- [Aim of the task]
For the records below, say how many lines contain the string "Зейле". Give the number only.

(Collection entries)
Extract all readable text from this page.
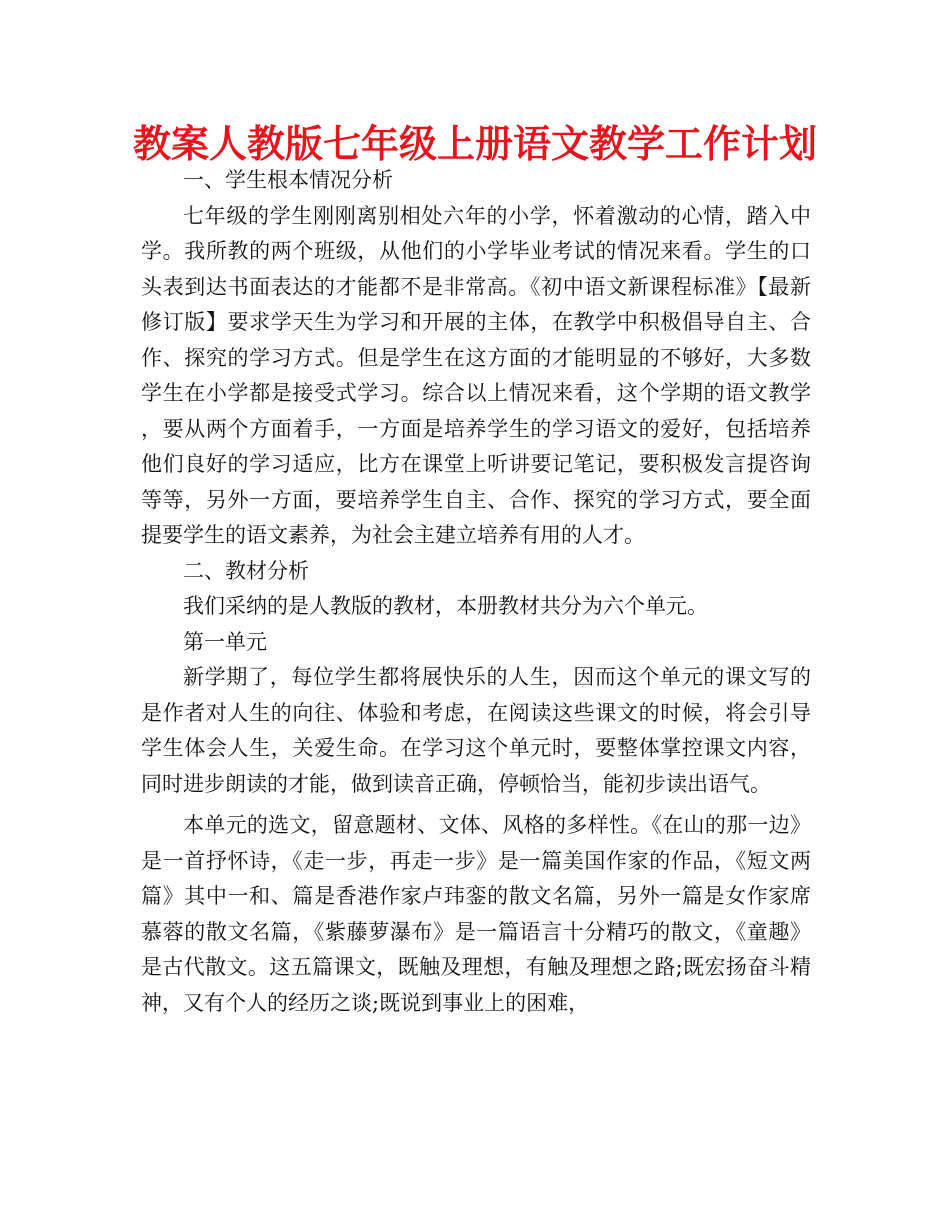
教案人教版七年级上册语文教学工作计划

一、学生根本情况分析

七年级的学生刚刚离别相处六年的小学，怀着激动的心情，踏入中学。我所教的两个班级，从他们的小学毕业考试的情况来看。学生的口头表到达书面表达的才能都不是非常高。《初中语文新课程标准》【最新修订版】要求学天生为学习和开展的主体，在教学中积极倡导自主、合作、探究的学习方式。但是学生在这方面的才能明显的不够好，大多数学生在小学都是接受式学习。综合以上情况来看，这个学期的语文教学，要从两个方面着手，一方面是培养学生的学习语文的爱好，包括培养他们良好的学习适应，比方在课堂上听讲要记笔记，要积极发言提咨询等等，另外一方面，要培养学生自主、合作、探究的学习方式，要全面提要学生的语文素养，为社会主建立培养有用的人才。

二、教材分析

我们采纳的是人教版的教材，本册教材共分为六个单元。

第一单元

新学期了，每位学生都将展快乐的人生，因而这个单元的课文写的是作者对人生的向往、体验和考虑，在阅读这些课文的时候，将会引导学生体会人生，关爱生命。在学习这个单元时，要整体掌控课文内容，同时进步朗读的才能，做到读音正确，停顿恰当，能初步读出语气。

本单元的选文，留意题材、文体、风格的多样性。《在山的那一边》是一首抒怀诗，《走一步，再走一步》是一篇美国作家的作品，《短文两篇》其中一和、篇是香港作家卢玮銮的散文名篇，另外一篇是女作家席慕蓉的散文名篇，《紫藤萝瀑布》是一篇语言十分精巧的散文，《童趣》是古代散文。这五篇课文，既触及理想，有触及理想之路;既宏扬奋斗精神，又有个人的经历之谈;既说到事业上的困难，
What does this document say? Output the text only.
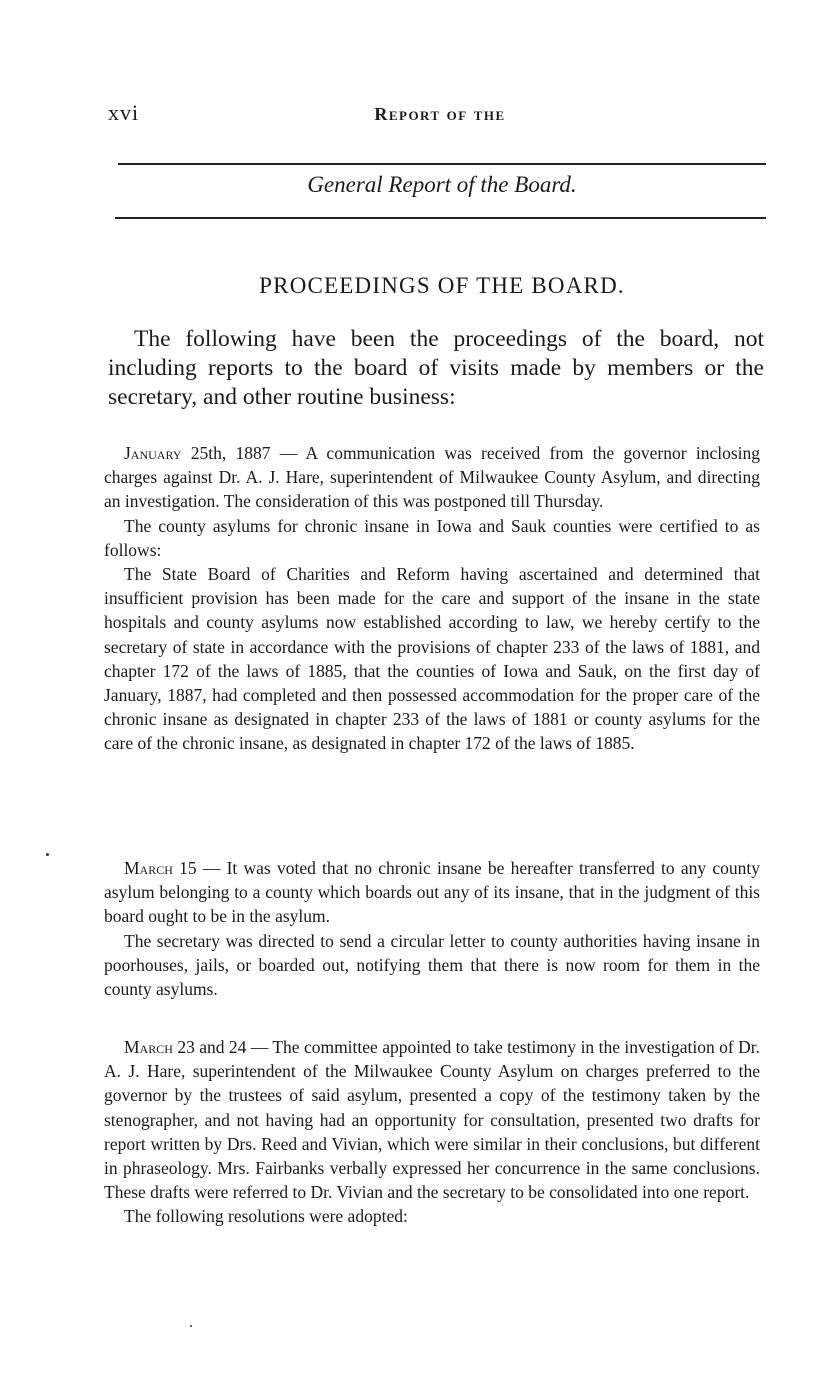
xvi	Report of the
General Report of the Board.
PROCEEDINGS OF THE BOARD.
The following have been the proceedings of the board, not including reports to the board of visits made by members or the secretary, and other routine business:

January 25th, 1887 — A communication was received from the governor inclosing charges against Dr. A. J. Hare, superintendent of Milwaukee County Asylum, and directing an investigation. The consideration of this was postponed till Thursday.

The county asylums for chronic insane in Iowa and Sauk counties were certified to as follows:

The State Board of Charities and Reform having ascertained and determined that insufficient provision has been made for the care and support of the insane in the state hospitals and county asylums now established according to law, we hereby certify to the secretary of state in accordance with the provisions of chapter 233 of the laws of 1881, and chapter 172 of the laws of 1885, that the counties of Iowa and Sauk, on the first day of January, 1887, had completed and then possessed accommodation for the proper care of the chronic insane as designated in chapter 233 of the laws of 1881 or county asylums for the care of the chronic insane, as designated in chapter 172 of the laws of 1885.

March 15 — It was voted that no chronic insane be hereafter transferred to any county asylum belonging to a county which boards out any of its insane, that in the judgment of this board ought to be in the asylum.

The secretary was directed to send a circular letter to county authorities having insane in poorhouses, jails, or boarded out, notifying them that there is now room for them in the county asylums.

March 23 and 24 — The committee appointed to take testimony in the investigation of Dr. A. J. Hare, superintendent of the Milwaukee County Asylum on charges preferred to the governor by the trustees of said asylum, presented a copy of the testimony taken by the stenographer, and not having had an opportunity for consultation, presented two drafts for report written by Drs. Reed and Vivian, which were similar in their conclusions, but different in phraseology. Mrs. Fairbanks verbally expressed her concurrence in the same conclusions. These drafts were referred to Dr. Vivian and the secretary to be consolidated into one report.

The following resolutions were adopted:
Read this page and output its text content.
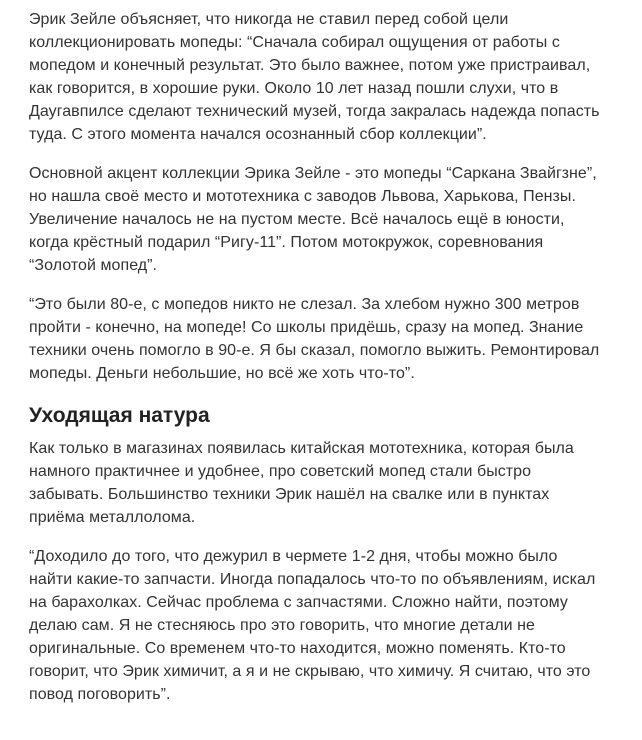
Эрик Зейле объясняет, что никогда не ставил перед собой цели
коллекционировать мопеды: “Сначала собирал ощущения от работы с
мопедом и конечный результат. Это было важнее, потом уже пристраивал,
как говорится, в хорошие руки. Около 10 лет назад пошли слухи, что в
Даугавпилсе сделают технический музей, тогда закралась надежда попасть
туда. С этого момента начался осознанный сбор коллекции”.

Основной акцент коллекции Эрика Зейле - это мопеды “Саркана Звайгзне”,
но нашла своё место и мототехника с заводов Львова, Харькова, Пензы.
Увеличение началось не на пустом месте. Всё началось ещё в юности,
когда крёстный подарил “Ригу-11”. Потом мотокружок, соревнования
“Золотой мопед”.

“Это были 80-е, с мопедов никто не слезал. За хлебом нужно 300 метров
пройти - конечно, на мопеде! Со школы придёшь, сразу на мопед. Знание
техники очень помогло в 90-е. Я бы сказал, помогло выжить. Ремонтировал
мопеды. Деньги небольшие, но всё же хоть что-то”.

Уходящая натура

Как только в магазинах появилась китайская мототехника, которая была
намного практичнее и удобнее, про советский мопед стали быстро
забывать. Большинство техники Эрик нашёл на свалке или в пунктах
приёма металлолома.

“Доходило до того, что дежурил в чермете 1-2 дня, чтобы можно было
найти какие-то запчасти. Иногда попадалось что-то по объявлениям, искал
на барахолках. Сейчас проблема с запчастями. Сложно найти, поэтому
делаю сам. Я не стесняюсь про это говорить, что многие детали не
оригинальные. Со временем что-то находится, можно поменять. Кто-то
говорит, что Эрик химичит, а я и не скрываю, что химичу. Я считаю, что это
повод поговорить”.
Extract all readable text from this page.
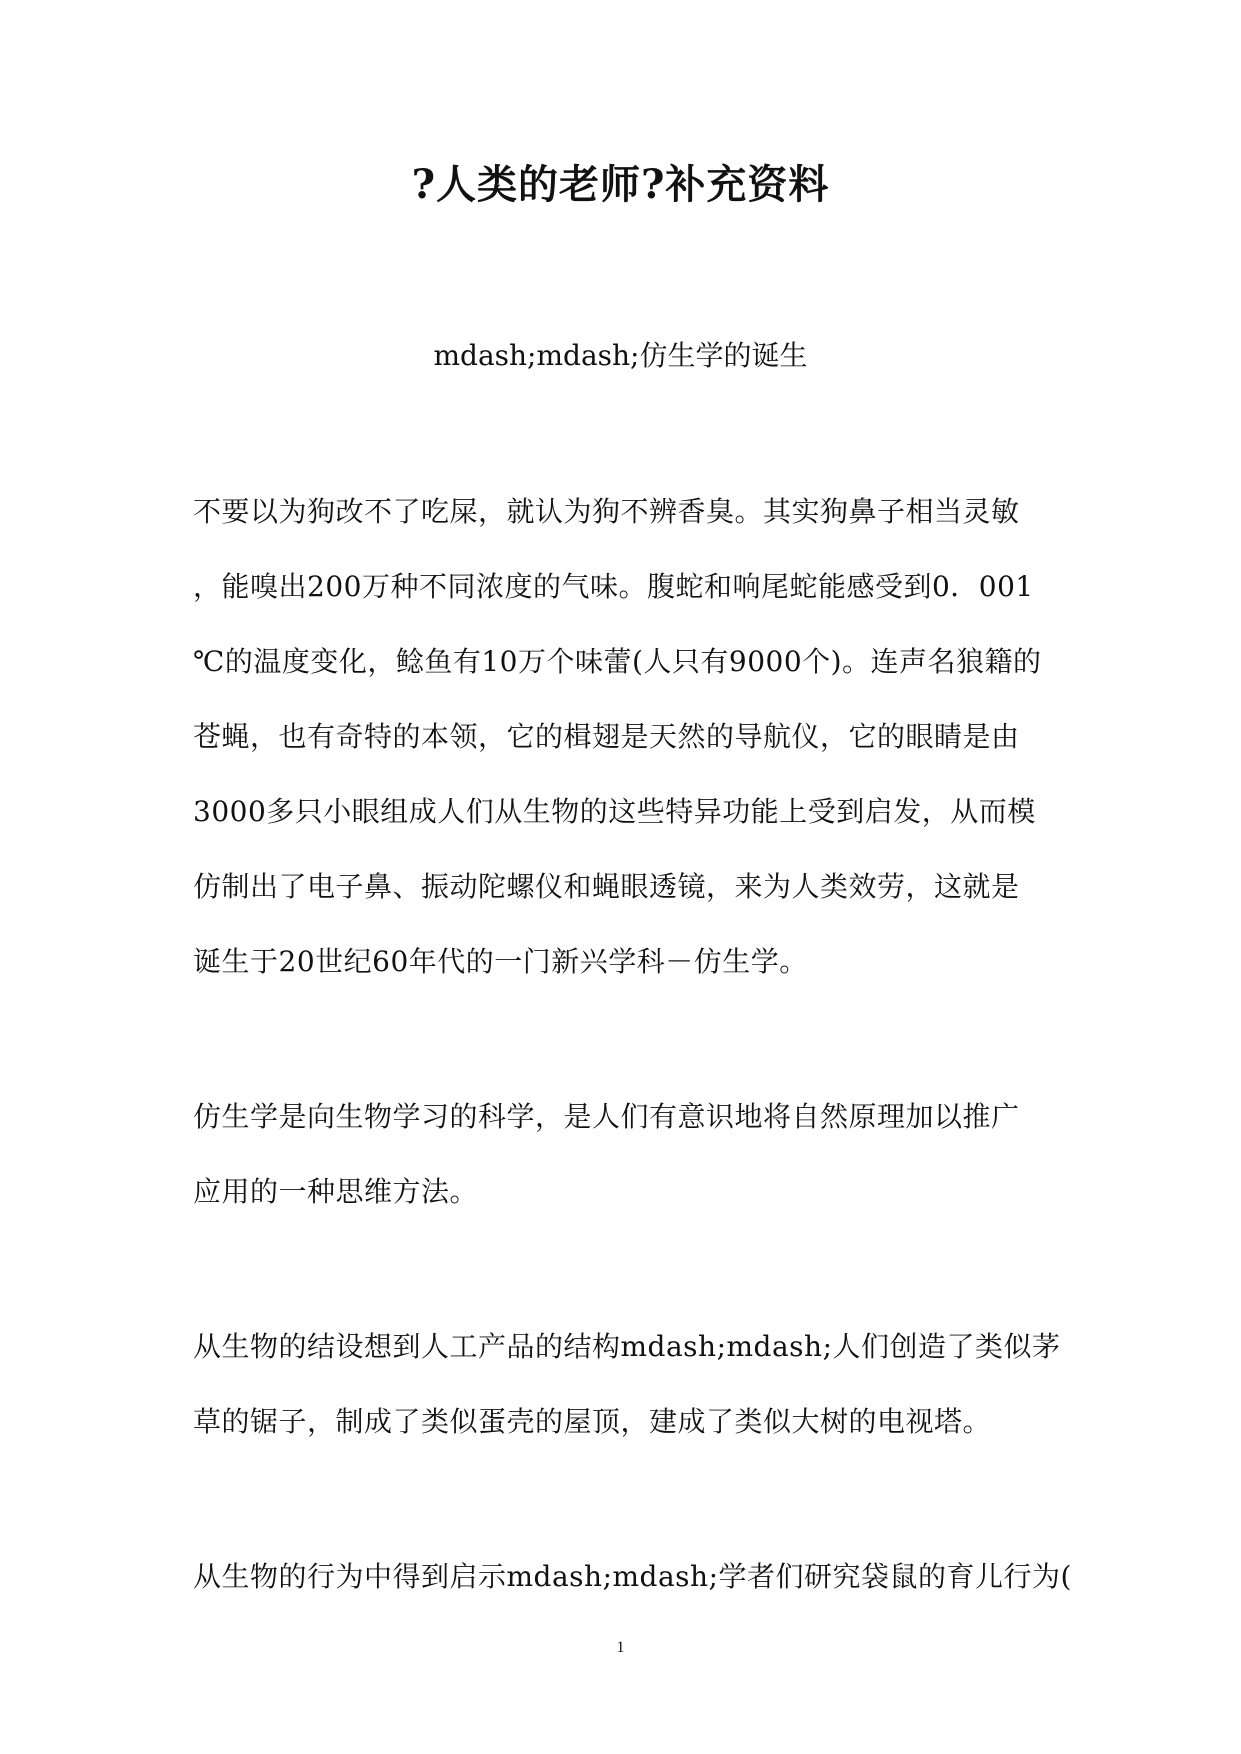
?人类的老师?补充资料
mdash;mdash;仿生学的诞生
不要以为狗改不了吃屎，就认为狗不辨香臭。其实狗鼻子相当灵敏
，能嗅出200万种不同浓度的气味。腹蛇和响尾蛇能感受到0．001
℃的温度变化，鲶鱼有10万个味蕾(人只有9000个)。连声名狼籍的
苍蝇，也有奇特的本领，它的楫翅是天然的导航仪，它的眼睛是由
3000多只小眼组成人们从生物的这些特异功能上受到启发，从而模
仿制出了电子鼻、振动陀螺仪和蝇眼透镜，来为人类效劳，这就是
诞生于20世纪60年代的一门新兴学科－仿生学。
仿生学是向生物学习的科学，是人们有意识地将自然原理加以推广
应用的一种思维方法。
从生物的结设想到人工产品的结构mdash;mdash;人们创造了类似茅
草的锯子，制成了类似蛋壳的屋顶，建成了类似大树的电视塔。
从生物的行为中得到启示mdash;mdash;学者们研究袋鼠的育儿行为(
1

- [Solution to the problem]
2